═════ INPUT ROWS ═════
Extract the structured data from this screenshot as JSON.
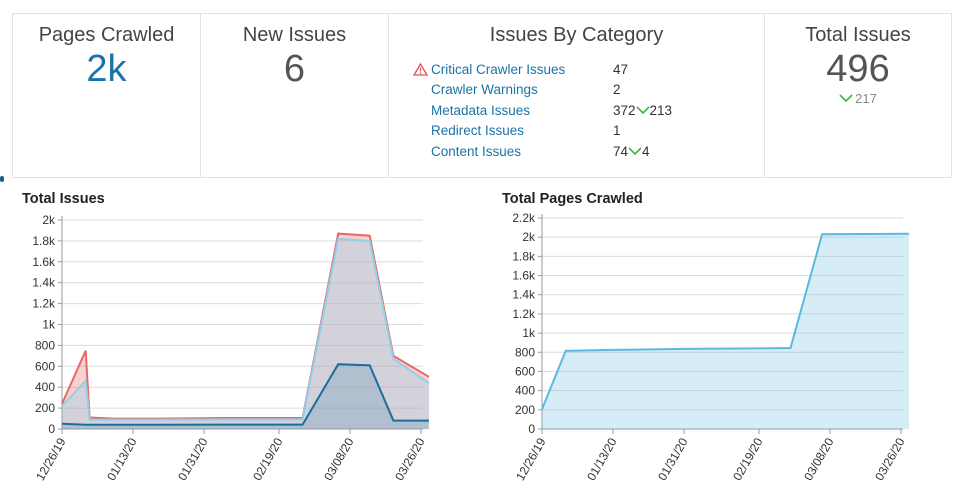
{
  "stats": {
    "pages_crawled": {
      "title": "Pages Crawled",
      "value": "2k"
    },
    "new_issues": {
      "title": "New Issues",
      "value": "6"
    },
    "issues_by_category": {
      "title": "Issues By Category",
      "items": [
        {
          "name": "Critical Crawler Issues",
          "count": "47",
          "delta": "",
          "warning": true
        },
        {
          "name": "Crawler Warnings",
          "count": "2",
          "delta": "",
          "warning": false
        },
        {
          "name": "Metadata Issues",
          "count": "372",
          "delta": "213",
          "warning": false
        },
        {
          "name": "Redirect Issues",
          "count": "1",
          "delta": "",
          "warning": false
        },
        {
          "name": "Content Issues",
          "count": "74",
          "delta": "4",
          "warning": false
        }
      ]
    },
    "total_issues": {
      "title": "Total Issues",
      "value": "496",
      "delta": "217"
    }
  },
  "colors": {
    "accent_blue": "#1a73a8",
    "delta_green": "#3cb63c",
    "warning_red": "#e05050",
    "area_fill": "#d6eef8",
    "area_line": "#5bb8df"
  },
  "chart_data": [
    {
      "type": "area",
      "title": "Total Issues",
      "x_ticks": [
        "12/26/19",
        "01/13/20",
        "01/31/20",
        "02/19/20",
        "03/08/20",
        "03/26/20"
      ],
      "y_ticks": [
        "0",
        "200",
        "400",
        "600",
        "800",
        "1k",
        "1.2k",
        "1.4k",
        "1.6k",
        "1.8k",
        "2k"
      ],
      "ylim": [
        0,
        2000
      ],
      "x": [
        "12/26/19",
        "01/01/20",
        "01/02/20",
        "01/08/20",
        "01/20/20",
        "02/05/20",
        "02/25/20",
        "03/05/20",
        "03/13/20",
        "03/19/20",
        "03/28/20"
      ],
      "series": [
        {
          "values": [
            240,
            750,
            110,
            100,
            100,
            105,
            105,
            1870,
            1850,
            700,
            500
          ],
          "color": "#e8686a"
        },
        {
          "values": [
            220,
            460,
            90,
            90,
            90,
            92,
            92,
            1820,
            1800,
            670,
            440
          ],
          "color": "#8fd0ea"
        },
        {
          "values": [
            50,
            40,
            40,
            40,
            40,
            42,
            42,
            620,
            610,
            80,
            80
          ],
          "color": "#1a6e9e"
        }
      ]
    },
    {
      "type": "area",
      "title": "Total Pages Crawled",
      "x_ticks": [
        "12/26/19",
        "01/13/20",
        "01/31/20",
        "02/19/20",
        "03/08/20",
        "03/26/20"
      ],
      "y_ticks": [
        "0",
        "200",
        "400",
        "600",
        "800",
        "1k",
        "1.2k",
        "1.4k",
        "1.6k",
        "1.8k",
        "2k",
        "2.2k"
      ],
      "ylim": [
        0,
        2200
      ],
      "x": [
        "12/26/19",
        "01/01/20",
        "01/13/20",
        "01/31/20",
        "02/19/20",
        "02/27/20",
        "03/06/20",
        "03/28/20"
      ],
      "series": [
        {
          "values": [
            205,
            815,
            825,
            835,
            840,
            845,
            2030,
            2035
          ],
          "color": "#5bb8df"
        }
      ]
    }
  ]
}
═════
▶ **WRITTEN REQUEST**:
Transcribe all the data word for word; the images stay out.

▶ **ANSWER**:
Extract the structured data from this screenshot as JSON.
{
  "stats": {
    "pages_crawled": {
      "title": "Pages Crawled",
      "value": "2k"
    },
    "new_issues": {
      "title": "New Issues",
      "value": "6"
    },
    "issues_by_category": {
      "title": "Issues By Category",
      "items": [
        {
          "name": "Critical Crawler Issues",
          "count": "47",
          "delta": "",
          "warning": true
        },
        {
          "name": "Crawler Warnings",
          "count": "2",
          "delta": "",
          "warning": false
        },
        {
          "name": "Metadata Issues",
          "count": "372",
          "delta": "213",
          "warning": false
        },
        {
          "name": "Redirect Issues",
          "count": "1",
          "delta": "",
          "warning": false
        },
        {
          "name": "Content Issues",
          "count": "74",
          "delta": "4",
          "warning": false
        }
      ]
    },
    "total_issues": {
      "title": "Total Issues",
      "value": "496",
      "delta": "217"
    }
  },
  "colors": {
    "accent_blue": "#1a73a8",
    "delta_green": "#3cb63c",
    "warning_red": "#e05050",
    "area_fill": "#d6eef8",
    "area_line": "#5bb8df"
  },
  "chart_data": [
    {
      "type": "area",
      "title": "Total Issues",
      "x_ticks": [
        "12/26/19",
        "01/13/20",
        "01/31/20",
        "02/19/20",
        "03/08/20",
        "03/26/20"
      ],
      "y_ticks": [
        "0",
        "200",
        "400",
        "600",
        "800",
        "1k",
        "1.2k",
        "1.4k",
        "1.6k",
        "1.8k",
        "2k"
      ],
      "ylim": [
        0,
        2000
      ],
      "x": [
        "12/26/19",
        "01/01/20",
        "01/02/20",
        "01/08/20",
        "01/20/20",
        "02/05/20",
        "02/25/20",
        "03/05/20",
        "03/13/20",
        "03/19/20",
        "03/28/20"
      ],
      "series": [
        {
          "values": [
            240,
            750,
            110,
            100,
            100,
            105,
            105,
            1870,
            1850,
            700,
            500
          ],
          "color": "#e8686a"
        },
        {
          "values": [
            220,
            460,
            90,
            90,
            90,
            92,
            92,
            1820,
            1800,
            670,
            440
          ],
          "color": "#8fd0ea"
        },
        {
          "values": [
            50,
            40,
            40,
            40,
            40,
            42,
            42,
            620,
            610,
            80,
            80
          ],
          "color": "#1a6e9e"
        }
      ]
    },
    {
      "type": "area",
      "title": "Total Pages Crawled",
      "x_ticks": [
        "12/26/19",
        "01/13/20",
        "01/31/20",
        "02/19/20",
        "03/08/20",
        "03/26/20"
      ],
      "y_ticks": [
        "0",
        "200",
        "400",
        "600",
        "800",
        "1k",
        "1.2k",
        "1.4k",
        "1.6k",
        "1.8k",
        "2k",
        "2.2k"
      ],
      "ylim": [
        0,
        2200
      ],
      "x": [
        "12/26/19",
        "01/01/20",
        "01/13/20",
        "01/31/20",
        "02/19/20",
        "02/27/20",
        "03/06/20",
        "03/28/20"
      ],
      "series": [
        {
          "values": [
            205,
            815,
            825,
            835,
            840,
            845,
            2030,
            2035
          ],
          "color": "#5bb8df"
        }
      ]
    }
  ]
}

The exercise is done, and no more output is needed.